Records from a dataset:

*****

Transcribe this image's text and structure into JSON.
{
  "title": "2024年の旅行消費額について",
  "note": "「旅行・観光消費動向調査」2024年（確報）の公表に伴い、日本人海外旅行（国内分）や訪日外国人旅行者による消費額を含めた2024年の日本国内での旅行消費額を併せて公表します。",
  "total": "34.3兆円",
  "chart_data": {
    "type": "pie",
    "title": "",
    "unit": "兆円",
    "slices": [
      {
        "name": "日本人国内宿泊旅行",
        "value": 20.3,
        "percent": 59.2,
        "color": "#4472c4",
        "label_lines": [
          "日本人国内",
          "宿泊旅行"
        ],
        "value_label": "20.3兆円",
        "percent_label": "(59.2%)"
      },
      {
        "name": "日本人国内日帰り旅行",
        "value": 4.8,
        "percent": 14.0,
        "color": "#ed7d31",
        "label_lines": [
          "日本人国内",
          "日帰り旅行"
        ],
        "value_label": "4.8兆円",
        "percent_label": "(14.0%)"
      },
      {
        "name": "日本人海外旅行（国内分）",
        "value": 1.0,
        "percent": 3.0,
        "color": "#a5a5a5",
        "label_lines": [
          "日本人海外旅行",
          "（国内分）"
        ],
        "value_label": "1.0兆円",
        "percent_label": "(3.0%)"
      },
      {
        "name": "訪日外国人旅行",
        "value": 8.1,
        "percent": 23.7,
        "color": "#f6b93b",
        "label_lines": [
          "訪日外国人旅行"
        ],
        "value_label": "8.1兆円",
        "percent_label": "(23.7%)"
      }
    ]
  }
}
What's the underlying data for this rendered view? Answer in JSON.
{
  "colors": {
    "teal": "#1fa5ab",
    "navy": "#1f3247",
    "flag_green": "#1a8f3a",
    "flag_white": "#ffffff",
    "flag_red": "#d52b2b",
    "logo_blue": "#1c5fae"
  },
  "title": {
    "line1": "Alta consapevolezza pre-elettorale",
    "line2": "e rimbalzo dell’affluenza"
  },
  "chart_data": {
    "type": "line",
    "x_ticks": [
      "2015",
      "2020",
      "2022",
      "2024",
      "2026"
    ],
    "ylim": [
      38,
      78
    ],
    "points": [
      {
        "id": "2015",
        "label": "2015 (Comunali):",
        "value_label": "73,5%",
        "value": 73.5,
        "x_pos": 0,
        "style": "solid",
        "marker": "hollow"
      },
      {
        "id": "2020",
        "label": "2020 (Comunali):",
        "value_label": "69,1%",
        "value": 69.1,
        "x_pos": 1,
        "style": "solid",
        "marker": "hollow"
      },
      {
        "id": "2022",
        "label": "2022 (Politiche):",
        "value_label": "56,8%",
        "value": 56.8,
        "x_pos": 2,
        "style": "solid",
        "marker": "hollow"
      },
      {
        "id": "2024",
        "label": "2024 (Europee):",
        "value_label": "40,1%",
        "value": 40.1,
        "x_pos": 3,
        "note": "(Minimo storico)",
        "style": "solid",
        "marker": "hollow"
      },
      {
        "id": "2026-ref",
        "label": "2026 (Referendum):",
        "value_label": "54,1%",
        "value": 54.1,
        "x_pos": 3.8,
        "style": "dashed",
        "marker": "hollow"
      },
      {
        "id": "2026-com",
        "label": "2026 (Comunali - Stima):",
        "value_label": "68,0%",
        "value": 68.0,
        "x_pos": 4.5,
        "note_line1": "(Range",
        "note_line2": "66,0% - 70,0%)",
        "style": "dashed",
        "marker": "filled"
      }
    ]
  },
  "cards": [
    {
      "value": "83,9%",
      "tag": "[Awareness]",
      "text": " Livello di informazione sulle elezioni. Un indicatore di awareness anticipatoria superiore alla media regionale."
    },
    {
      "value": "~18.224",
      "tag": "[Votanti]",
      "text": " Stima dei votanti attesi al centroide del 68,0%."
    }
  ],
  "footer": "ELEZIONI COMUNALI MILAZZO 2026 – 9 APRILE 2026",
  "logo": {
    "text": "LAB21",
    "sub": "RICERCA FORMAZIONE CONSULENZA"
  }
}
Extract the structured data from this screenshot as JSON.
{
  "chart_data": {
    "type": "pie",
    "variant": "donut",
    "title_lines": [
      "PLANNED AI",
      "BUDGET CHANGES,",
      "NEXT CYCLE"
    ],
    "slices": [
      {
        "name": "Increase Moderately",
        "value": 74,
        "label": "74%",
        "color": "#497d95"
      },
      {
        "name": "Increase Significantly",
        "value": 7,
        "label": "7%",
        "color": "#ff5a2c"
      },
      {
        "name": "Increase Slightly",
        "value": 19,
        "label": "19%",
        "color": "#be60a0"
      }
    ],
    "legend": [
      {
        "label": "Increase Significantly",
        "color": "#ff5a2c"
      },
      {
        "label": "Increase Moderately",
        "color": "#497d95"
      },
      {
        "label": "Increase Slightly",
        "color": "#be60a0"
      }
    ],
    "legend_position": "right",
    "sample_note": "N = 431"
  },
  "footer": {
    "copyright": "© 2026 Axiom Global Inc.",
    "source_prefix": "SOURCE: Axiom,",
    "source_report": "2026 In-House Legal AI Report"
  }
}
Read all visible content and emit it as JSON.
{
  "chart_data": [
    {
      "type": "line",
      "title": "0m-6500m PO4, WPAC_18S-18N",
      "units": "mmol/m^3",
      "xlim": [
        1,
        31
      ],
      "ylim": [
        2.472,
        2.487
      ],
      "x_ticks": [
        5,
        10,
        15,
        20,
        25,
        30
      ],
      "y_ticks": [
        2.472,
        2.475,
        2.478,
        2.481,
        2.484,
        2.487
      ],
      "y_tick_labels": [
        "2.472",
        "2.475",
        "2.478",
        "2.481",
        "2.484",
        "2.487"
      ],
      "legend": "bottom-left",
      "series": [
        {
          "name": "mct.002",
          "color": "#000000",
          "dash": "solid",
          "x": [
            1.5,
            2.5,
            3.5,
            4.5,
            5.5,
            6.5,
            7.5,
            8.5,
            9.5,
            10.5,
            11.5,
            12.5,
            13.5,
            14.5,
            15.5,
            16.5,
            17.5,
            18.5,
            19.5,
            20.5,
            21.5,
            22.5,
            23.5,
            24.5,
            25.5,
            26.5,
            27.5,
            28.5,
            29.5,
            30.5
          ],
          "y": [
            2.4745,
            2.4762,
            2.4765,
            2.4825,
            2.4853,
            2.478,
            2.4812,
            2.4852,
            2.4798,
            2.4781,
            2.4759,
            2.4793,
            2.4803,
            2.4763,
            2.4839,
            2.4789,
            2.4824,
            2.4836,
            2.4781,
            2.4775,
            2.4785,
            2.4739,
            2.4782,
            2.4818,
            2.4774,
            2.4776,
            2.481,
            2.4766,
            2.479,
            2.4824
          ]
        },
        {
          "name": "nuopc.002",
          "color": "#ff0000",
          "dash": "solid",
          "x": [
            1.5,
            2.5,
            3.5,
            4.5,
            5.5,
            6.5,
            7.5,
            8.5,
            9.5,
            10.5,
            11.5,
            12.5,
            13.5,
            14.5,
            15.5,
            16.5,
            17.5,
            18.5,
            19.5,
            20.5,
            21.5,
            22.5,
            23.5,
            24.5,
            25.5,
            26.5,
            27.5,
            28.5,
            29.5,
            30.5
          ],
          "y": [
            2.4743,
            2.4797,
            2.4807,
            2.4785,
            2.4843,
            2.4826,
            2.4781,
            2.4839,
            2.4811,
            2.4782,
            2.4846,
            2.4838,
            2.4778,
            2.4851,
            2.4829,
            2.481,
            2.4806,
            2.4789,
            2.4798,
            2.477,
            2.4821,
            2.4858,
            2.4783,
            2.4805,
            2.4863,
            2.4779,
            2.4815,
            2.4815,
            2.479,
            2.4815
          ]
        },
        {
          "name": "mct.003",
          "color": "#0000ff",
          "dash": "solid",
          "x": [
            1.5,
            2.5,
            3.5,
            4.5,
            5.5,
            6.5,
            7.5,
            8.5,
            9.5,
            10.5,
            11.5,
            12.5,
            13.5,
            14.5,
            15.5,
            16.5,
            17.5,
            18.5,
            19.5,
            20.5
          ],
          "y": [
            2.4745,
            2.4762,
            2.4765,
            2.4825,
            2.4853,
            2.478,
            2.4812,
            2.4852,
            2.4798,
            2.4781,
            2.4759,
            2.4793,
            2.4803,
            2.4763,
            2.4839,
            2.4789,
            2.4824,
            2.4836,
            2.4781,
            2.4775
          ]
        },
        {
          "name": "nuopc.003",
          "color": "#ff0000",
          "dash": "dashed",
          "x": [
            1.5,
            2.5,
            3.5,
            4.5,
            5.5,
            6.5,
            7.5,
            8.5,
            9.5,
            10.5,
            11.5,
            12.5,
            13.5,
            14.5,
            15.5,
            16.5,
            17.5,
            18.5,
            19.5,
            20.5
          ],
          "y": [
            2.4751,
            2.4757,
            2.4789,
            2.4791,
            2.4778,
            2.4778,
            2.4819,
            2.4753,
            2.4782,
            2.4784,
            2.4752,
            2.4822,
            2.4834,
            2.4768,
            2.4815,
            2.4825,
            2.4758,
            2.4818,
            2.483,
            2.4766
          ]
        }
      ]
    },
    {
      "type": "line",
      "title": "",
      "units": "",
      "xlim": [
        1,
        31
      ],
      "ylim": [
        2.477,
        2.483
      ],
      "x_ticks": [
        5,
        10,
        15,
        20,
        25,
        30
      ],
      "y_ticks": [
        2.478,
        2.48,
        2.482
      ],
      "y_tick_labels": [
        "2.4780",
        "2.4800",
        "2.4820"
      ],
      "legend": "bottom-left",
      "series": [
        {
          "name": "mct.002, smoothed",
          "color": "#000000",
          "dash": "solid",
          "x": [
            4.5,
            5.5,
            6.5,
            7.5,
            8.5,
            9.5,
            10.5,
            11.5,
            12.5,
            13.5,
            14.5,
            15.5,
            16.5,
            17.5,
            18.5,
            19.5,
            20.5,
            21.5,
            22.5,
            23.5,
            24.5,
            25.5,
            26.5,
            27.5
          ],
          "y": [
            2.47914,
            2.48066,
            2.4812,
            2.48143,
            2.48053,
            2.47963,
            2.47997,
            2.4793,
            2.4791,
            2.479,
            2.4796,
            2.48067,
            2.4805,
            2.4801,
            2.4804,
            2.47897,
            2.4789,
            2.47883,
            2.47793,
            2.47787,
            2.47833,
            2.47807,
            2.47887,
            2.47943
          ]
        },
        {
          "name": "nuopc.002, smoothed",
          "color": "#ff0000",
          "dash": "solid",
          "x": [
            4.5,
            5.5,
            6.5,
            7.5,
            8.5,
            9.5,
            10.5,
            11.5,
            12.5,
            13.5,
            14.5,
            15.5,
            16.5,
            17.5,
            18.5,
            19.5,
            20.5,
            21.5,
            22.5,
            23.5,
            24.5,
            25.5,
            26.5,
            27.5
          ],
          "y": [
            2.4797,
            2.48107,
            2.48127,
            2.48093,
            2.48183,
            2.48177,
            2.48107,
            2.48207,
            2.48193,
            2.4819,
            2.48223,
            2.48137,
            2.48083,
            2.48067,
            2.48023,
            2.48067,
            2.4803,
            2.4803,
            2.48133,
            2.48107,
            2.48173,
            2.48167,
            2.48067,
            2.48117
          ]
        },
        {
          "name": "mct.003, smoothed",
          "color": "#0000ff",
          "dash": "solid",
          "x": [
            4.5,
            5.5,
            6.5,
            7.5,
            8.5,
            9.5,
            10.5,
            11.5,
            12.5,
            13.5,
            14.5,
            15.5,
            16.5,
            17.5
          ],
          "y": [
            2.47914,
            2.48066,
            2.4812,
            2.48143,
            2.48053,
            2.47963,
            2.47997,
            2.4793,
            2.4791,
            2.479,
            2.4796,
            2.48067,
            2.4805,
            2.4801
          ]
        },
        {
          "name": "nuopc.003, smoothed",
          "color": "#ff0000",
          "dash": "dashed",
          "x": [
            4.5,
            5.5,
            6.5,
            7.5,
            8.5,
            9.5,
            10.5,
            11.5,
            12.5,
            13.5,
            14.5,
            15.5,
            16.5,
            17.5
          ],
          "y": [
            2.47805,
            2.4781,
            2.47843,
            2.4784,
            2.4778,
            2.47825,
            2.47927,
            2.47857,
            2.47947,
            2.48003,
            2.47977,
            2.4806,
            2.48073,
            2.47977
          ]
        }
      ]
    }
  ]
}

*****

* GIVEN REQUEST
Pick out each line above that includes "Stima" and show it.

* FULL ANSWER
        "label": "2026 (Comunali - Stima):",
      "text": " Stima dei votanti attesi al centroide del 68,0%."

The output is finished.